Items listed in a dataset
·····

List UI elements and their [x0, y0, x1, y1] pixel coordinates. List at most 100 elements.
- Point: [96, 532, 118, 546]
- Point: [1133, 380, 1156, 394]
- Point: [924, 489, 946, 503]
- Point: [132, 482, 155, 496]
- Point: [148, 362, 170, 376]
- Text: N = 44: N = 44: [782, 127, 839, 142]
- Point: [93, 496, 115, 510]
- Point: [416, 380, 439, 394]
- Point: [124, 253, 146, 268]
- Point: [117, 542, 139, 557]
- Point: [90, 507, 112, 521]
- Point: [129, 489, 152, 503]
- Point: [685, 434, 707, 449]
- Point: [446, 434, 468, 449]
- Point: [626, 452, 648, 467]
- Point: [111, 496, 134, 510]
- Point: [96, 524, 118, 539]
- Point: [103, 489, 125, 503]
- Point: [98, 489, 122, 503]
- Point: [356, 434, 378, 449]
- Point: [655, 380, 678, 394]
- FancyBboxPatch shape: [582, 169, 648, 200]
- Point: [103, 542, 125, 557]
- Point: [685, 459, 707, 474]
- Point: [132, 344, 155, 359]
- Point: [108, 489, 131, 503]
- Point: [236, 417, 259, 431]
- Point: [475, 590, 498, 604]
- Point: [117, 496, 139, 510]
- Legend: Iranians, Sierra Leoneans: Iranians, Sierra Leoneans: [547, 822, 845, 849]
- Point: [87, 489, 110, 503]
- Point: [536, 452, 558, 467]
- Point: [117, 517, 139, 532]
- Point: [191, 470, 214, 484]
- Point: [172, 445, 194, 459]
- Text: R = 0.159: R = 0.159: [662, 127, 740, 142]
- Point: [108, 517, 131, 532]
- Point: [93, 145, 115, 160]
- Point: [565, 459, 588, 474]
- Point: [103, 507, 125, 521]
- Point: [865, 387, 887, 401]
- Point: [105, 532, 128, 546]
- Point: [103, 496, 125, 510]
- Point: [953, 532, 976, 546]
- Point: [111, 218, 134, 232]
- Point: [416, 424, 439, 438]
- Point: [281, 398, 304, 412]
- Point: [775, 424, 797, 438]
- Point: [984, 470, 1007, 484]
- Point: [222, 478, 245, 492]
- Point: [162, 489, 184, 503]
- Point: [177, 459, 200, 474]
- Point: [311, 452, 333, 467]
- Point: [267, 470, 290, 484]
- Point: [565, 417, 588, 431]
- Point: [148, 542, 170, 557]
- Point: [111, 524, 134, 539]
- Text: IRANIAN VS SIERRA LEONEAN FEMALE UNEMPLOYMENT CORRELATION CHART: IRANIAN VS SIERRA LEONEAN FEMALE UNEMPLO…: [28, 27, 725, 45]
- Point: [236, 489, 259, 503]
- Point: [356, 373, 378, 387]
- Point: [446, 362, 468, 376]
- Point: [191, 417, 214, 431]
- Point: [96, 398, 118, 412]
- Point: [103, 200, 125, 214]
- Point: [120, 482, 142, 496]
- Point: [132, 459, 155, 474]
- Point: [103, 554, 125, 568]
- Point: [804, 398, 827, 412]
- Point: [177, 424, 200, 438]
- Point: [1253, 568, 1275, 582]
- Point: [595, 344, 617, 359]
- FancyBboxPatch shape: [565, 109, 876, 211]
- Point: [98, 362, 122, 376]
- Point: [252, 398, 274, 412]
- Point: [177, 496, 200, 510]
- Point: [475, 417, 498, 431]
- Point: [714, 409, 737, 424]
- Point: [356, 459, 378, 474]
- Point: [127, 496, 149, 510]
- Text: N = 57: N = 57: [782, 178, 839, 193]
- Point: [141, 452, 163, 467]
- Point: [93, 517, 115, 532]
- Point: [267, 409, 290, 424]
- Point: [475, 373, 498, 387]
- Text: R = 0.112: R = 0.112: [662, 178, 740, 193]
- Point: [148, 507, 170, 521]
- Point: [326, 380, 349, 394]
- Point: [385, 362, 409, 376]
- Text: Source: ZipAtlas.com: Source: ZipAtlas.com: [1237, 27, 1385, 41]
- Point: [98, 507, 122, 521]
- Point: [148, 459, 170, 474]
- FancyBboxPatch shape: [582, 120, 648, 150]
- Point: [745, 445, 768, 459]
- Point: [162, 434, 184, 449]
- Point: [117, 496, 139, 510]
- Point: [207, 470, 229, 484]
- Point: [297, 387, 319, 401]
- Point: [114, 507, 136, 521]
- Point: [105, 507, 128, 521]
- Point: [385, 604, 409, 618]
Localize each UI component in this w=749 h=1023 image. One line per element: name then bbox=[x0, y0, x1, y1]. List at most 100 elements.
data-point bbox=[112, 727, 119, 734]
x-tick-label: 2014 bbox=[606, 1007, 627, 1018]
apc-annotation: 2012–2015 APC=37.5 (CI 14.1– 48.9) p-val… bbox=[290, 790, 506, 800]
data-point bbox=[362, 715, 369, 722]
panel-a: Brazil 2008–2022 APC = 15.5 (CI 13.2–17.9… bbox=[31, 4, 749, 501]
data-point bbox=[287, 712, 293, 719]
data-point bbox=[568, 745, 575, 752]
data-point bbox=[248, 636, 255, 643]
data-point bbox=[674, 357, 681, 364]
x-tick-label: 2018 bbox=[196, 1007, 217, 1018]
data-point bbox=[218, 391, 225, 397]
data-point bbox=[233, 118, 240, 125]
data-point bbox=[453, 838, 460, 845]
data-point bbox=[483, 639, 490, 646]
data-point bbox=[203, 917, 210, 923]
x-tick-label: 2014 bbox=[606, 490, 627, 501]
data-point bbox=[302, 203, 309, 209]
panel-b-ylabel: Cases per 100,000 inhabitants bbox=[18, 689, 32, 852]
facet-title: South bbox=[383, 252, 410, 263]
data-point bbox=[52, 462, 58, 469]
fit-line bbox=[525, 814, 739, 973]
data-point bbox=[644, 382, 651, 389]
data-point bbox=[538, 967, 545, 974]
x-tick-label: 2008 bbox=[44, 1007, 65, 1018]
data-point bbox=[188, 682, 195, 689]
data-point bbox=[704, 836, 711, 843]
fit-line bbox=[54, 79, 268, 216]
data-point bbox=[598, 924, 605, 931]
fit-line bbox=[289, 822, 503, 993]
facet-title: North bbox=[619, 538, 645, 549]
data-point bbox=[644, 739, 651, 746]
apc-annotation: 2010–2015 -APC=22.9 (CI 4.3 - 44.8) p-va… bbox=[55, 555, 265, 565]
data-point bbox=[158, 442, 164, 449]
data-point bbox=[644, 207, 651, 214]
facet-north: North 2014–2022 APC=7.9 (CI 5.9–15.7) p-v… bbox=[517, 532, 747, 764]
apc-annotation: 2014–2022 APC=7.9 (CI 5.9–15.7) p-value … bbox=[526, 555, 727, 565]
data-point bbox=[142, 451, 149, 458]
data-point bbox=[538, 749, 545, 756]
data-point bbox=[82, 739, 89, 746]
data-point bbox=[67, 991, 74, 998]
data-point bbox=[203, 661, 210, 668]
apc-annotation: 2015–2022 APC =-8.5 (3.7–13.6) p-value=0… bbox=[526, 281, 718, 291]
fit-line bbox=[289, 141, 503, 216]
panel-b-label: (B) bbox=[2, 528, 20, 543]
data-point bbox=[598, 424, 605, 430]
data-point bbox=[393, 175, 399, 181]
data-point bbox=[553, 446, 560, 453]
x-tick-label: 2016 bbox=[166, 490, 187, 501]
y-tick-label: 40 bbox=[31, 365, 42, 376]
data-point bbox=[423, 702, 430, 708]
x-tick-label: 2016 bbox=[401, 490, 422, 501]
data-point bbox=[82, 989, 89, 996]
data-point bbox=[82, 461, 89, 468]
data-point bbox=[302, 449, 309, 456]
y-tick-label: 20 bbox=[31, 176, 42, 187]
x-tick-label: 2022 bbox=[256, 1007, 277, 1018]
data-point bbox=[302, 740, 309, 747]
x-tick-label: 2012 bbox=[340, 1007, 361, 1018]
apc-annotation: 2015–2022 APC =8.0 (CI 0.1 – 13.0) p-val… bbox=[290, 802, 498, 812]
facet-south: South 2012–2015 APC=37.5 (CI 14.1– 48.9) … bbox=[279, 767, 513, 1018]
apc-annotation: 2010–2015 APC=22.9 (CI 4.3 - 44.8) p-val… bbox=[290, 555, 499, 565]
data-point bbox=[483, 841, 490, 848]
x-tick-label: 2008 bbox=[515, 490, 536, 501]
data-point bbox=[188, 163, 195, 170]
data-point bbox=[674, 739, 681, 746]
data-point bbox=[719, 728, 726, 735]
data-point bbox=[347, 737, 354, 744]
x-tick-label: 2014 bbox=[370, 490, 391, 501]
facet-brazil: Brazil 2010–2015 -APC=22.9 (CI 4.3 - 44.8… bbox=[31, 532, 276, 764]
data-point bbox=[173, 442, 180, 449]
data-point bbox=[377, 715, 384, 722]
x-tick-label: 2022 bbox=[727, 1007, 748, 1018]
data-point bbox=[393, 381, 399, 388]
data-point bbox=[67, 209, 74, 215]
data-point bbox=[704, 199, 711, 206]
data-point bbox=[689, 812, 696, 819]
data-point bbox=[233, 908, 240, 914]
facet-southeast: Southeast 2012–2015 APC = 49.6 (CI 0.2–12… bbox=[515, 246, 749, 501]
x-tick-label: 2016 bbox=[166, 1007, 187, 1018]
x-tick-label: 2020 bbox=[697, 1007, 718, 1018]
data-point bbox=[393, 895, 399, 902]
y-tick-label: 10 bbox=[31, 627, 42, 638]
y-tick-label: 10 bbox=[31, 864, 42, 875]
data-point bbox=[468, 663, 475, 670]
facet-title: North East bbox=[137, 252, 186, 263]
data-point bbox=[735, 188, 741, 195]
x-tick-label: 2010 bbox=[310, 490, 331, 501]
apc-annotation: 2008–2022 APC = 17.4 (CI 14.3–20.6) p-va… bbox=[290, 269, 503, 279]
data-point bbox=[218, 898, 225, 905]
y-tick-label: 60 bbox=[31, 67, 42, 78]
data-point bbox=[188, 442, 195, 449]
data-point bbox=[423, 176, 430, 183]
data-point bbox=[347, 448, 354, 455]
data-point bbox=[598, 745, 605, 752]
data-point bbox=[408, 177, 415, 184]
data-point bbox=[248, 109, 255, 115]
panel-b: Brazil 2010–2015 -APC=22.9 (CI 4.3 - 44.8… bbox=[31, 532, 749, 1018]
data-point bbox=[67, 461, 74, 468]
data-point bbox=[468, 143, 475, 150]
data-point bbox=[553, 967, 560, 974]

·····

Written problem » Output the items as a numbered list, starting at the first item and stopping after the line that contains "- Point: [103, 496, 125, 510]". Leave out any blank lines.

Solved exercise »
1. List UI elements and their [x0, y0, x1, y1] pixel coordinates. List at most 100 elements.
2. - Point: [96, 532, 118, 546]
3. - Point: [1133, 380, 1156, 394]
4. - Point: [924, 489, 946, 503]
5. - Point: [132, 482, 155, 496]
6. - Point: [148, 362, 170, 376]
7. - Text: N = 44: N = 44: [782, 127, 839, 142]
8. - Point: [93, 496, 115, 510]
9. - Point: [416, 380, 439, 394]
10. - Point: [124, 253, 146, 268]
11. - Point: [117, 542, 139, 557]
12. - Point: [90, 507, 112, 521]
13. - Point: [129, 489, 152, 503]
14. - Point: [685, 434, 707, 449]
15. - Point: [446, 434, 468, 449]
16. - Point: [626, 452, 648, 467]
17. - Point: [111, 496, 134, 510]
18. - Point: [96, 524, 118, 539]
19. - Point: [103, 489, 125, 503]
20. - Point: [98, 489, 122, 503]
21. - Point: [356, 434, 378, 449]
22. - Point: [655, 380, 678, 394]
23. - FancyBboxPatch shape: [582, 169, 648, 200]
24. - Point: [103, 542, 125, 557]
25. - Point: [685, 459, 707, 474]
26. - Point: [132, 344, 155, 359]
27. - Point: [108, 489, 131, 503]
28. - Point: [236, 417, 259, 431]
29. - Point: [475, 590, 498, 604]
30. - Point: [117, 496, 139, 510]
31. - Legend: Iranians, Sierra Leoneans: Iranians, Sierra Leoneans: [547, 822, 845, 849]
32. - Point: [87, 489, 110, 503]
33. - Point: [536, 452, 558, 467]
34. - Point: [117, 517, 139, 532]
35. - Point: [191, 470, 214, 484]
36. - Point: [172, 445, 194, 459]
37. - Text: R = 0.159: R = 0.159: [662, 127, 740, 142]
38. - Point: [108, 517, 131, 532]
39. - Point: [93, 145, 115, 160]
40. - Point: [565, 459, 588, 474]
41. - Point: [103, 507, 125, 521]
42. - Point: [865, 387, 887, 401]
43. - Point: [105, 532, 128, 546]
44. - Point: [103, 496, 125, 510]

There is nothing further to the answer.